Passage:
All told, Fahey raised nearly $8,000 for the nonprofit and hopes to continue his fundraising campaign in future years. 

Firefighter does 5K in full gear 

Shane Farmer, a firefighter in Cedar Falls, Iowa, also went to extremes to raise awareness for a cause that was close to home. The 40-year-old family man has run a local 5K in full firefighter gear for the last 10 years, raising more than $25,000 for cystic fibrosis research in the name of his family friend, who has twins who were diagnosed with the disease.  

As he runs, he breathes through the oxygen tank strapped to his back, which normally needs to be changed about halfway through the run. “Cystic fibrosis creates a sticky mucus in the lungs, which makes it harder to breath, so by wearing my gear and breathing through the oxygen tank, I’m simulating, in a way, what someone with this disease goes through on a day-to-day basis,” he said. 

Some years he runs with a team of other firefighters. In others, he runs alone, but he is always surrounded by supporters. “I’ve been lucky enough to get some press coverage, which has helped increase donations,” said Farmer. “If you do something crazy, sometimes people take notice and stop to learn more about why you’re doing it. It feels like the right thing to do.” 

Harnessing the power of social media 

Fundraising stunts are hardly new, and they’re not unique to runners. But they can be highly effective, said Harshbarger. “At the end of the day, it might be a shtick, but it’s drawing attention for the right reasons,” he said. “It works because it draws media attention in local communities, and it also has the opportunity to generate interest on social media.” 

Indeed, the ALS Ice Bucket Challenge, in which participants dumped buckets of ice water over their heads to support research for amyotrophic lateral sclerosis (or ALS, also known as Lou Gehrig’s disease), set a new standard for online fundraising when it went viral in 2014, raising more than $115 million in just over a month. 

Online peer-to-peer fundraising platforms, like CrowdRise, FirstGiving, and GoFundMe, have also helped to redefine the culture of charitable giving. 

“Twenty years ago, fundraising was all about buying a $5,000 table at a gala and dressing in a tux, but that doesn’t happen that often anymore,” said Harshbarger. “Millennials, in particular, now rely on micro-giving and crowdsourcing to help raise money for charity. It’s about giving $10 today to support a cause you care about, rather than buying a $200 ticket to a formal dinner tomorrow. They’re soliciting smaller donations, but in higher volumes.” 

While most runners fundraise to champion a favorite cause, some do so because it guarantees them admission to some of the country’s most prestigious races. The Boston Marathon Official Charity Program, for example, allows all applicants who agree to run for one of its official charities to participate in the race — including those who didn’t otherwise obtain a qualifying time for their age or gender group. Each individual who runs for an official charity must raise a minimum of $5,000.

Prompt:
Write out the passage about fundraising stunts word for word, from "Fundraising stunts are" to "of charitable giving.". The records that come next are separate material and have no tie to the passage about fundraising stunts.

(Bounding box prediction records)

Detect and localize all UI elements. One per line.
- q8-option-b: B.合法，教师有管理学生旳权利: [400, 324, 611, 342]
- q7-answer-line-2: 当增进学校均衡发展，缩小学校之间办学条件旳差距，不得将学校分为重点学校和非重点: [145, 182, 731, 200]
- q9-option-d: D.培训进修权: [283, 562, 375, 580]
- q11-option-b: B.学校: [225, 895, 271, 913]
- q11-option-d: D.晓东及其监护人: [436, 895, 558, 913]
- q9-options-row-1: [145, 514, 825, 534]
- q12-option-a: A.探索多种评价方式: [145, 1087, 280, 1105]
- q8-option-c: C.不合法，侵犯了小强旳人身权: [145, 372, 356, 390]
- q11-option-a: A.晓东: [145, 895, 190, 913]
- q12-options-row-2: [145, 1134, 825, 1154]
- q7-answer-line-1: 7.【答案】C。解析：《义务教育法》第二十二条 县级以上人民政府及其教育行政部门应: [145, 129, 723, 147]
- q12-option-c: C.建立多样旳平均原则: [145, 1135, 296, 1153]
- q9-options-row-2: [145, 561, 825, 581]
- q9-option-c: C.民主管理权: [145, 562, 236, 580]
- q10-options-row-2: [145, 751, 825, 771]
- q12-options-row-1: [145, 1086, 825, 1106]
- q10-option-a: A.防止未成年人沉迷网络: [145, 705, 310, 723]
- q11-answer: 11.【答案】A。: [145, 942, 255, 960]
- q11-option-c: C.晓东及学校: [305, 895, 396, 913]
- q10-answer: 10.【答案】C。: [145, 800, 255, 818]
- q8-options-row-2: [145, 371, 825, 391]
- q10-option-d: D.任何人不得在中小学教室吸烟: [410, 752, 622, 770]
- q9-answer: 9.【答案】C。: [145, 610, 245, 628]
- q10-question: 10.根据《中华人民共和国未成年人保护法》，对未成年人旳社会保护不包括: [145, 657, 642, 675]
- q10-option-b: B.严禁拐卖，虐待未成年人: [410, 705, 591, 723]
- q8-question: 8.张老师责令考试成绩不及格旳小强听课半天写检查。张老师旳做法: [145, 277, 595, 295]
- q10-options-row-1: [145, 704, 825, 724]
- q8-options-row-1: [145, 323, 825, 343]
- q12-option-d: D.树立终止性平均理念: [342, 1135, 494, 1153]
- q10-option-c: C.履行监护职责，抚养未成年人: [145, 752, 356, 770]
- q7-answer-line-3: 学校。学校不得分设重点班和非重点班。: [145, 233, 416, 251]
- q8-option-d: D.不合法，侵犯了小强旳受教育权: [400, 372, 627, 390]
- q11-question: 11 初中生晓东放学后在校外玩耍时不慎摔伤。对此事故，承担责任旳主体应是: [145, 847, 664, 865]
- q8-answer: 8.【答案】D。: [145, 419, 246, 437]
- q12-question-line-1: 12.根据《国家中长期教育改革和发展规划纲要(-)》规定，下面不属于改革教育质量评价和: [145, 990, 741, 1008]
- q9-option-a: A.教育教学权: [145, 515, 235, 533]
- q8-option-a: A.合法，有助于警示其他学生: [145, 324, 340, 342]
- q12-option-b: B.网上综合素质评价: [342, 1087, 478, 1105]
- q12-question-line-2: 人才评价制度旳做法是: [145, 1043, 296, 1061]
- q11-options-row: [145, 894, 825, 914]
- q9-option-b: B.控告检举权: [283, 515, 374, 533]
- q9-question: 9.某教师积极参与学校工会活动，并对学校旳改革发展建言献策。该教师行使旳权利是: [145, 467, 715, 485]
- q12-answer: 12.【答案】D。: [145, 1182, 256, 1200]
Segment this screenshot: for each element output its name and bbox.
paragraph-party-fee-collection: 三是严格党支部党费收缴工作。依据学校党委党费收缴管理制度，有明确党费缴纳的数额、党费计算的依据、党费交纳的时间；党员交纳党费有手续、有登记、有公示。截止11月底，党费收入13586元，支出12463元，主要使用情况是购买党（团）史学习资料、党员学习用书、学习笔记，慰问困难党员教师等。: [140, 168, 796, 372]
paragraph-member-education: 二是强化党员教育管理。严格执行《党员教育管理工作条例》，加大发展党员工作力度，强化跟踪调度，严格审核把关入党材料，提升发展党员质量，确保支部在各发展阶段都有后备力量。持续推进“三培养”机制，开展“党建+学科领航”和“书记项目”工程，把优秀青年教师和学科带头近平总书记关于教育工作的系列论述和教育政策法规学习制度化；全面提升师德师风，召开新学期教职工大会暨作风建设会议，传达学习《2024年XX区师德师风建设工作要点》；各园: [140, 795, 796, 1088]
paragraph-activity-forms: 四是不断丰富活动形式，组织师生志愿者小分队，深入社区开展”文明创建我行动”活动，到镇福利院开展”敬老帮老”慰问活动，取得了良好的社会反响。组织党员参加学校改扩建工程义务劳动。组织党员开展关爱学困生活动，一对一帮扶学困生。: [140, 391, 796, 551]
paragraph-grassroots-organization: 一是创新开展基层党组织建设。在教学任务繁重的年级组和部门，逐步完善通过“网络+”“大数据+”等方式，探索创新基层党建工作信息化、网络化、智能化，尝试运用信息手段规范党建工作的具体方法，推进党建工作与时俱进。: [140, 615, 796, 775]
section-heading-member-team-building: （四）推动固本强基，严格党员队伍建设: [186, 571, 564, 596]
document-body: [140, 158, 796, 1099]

Exercise response:
Fundraising stunts are hardly new, and they’re not unique to runners. But they can be highly effective, said Harshbarger. “At the end of the day, it might be a shtick, but it’s drawing attention for the right reasons,” he said. “It works because it draws media attention in local communities, and it also has the opportunity to generate interest on social media.” 

Indeed, the ALS Ice Bucket Challenge, in which participants dumped buckets of ice water over their heads to support research for amyotrophic lateral sclerosis (or ALS, also known as Lou Gehrig’s disease), set a new standard for online fundraising when it went viral in 2014, raising more than $115 million in just over a month. 

Online peer-to-peer fundraising platforms, like CrowdRise, FirstGiving, and GoFundMe, have also helped to redefine the culture of charitable giving.